### Short task
Every line below is to be copied exactly, with the pictures left out.

__________________________________________________

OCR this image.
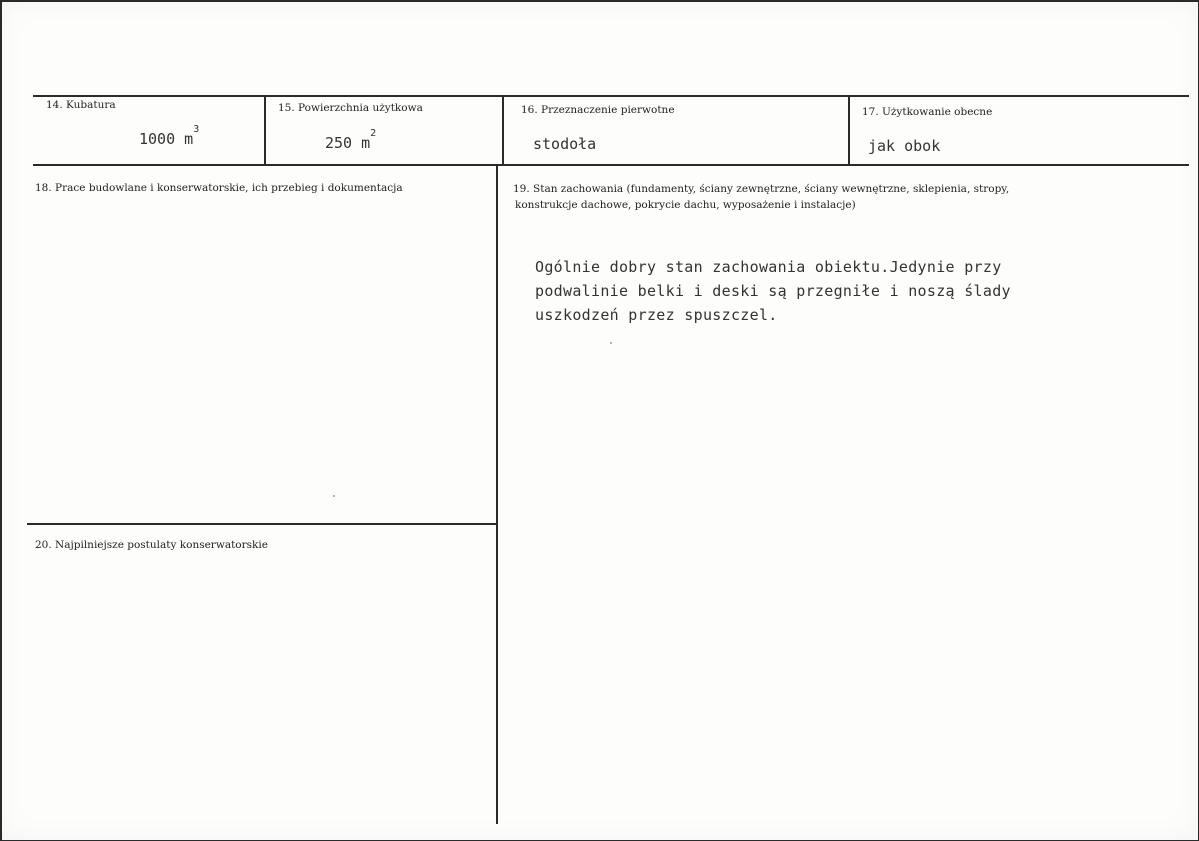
14. Kubatura
1000 $m^3$
15. Powierzchnia użytkowa
250 $m^2$
16. Przeznaczenie pierwotne
stodoła
17. Użytkowanie obecne
jak obok
18. Prace budowlane i konserwatorskie, ich przebieg i dokumentacja	19. Stan zachowania (fundamenty, ściany zewnętrzne, ściany wewnętrzne, sklepienia, stropy,
konstrukcje dachowe, pokrycie dachu, wyposażenie i instalacje)
Ogólnie dobry stan zachowania obiektu.Jedynie przy
podwalinie belki i deski są przegniłe i noszą ślady
uszkodzeń przez spuszczel.
20. Najpilniejsze postulaty konserwatorskie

__________________________________________________

### Response
OCR this image.
14. Kubatura
1000 $m^3$
15. Powierzchnia użytkowa
250 $m^2$
16. Przeznaczenie pierwotne
stodoła
17. Użytkowanie obecne
jak obok
18. Prace budowlane i konserwatorskie, ich przebieg i dokumentacja	19. Stan zachowania (fundamenty, ściany zewnętrzne, ściany wewnętrzne, sklepienia, stropy,
konstrukcje dachowe, pokrycie dachu, wyposażenie i instalacje)
Ogólnie dobry stan zachowania obiektu.Jedynie przy
podwalinie belki i deski są przegniłe i noszą ślady
uszkodzeń przez spuszczel.
20. Najpilniejsze postulaty konserwatorskie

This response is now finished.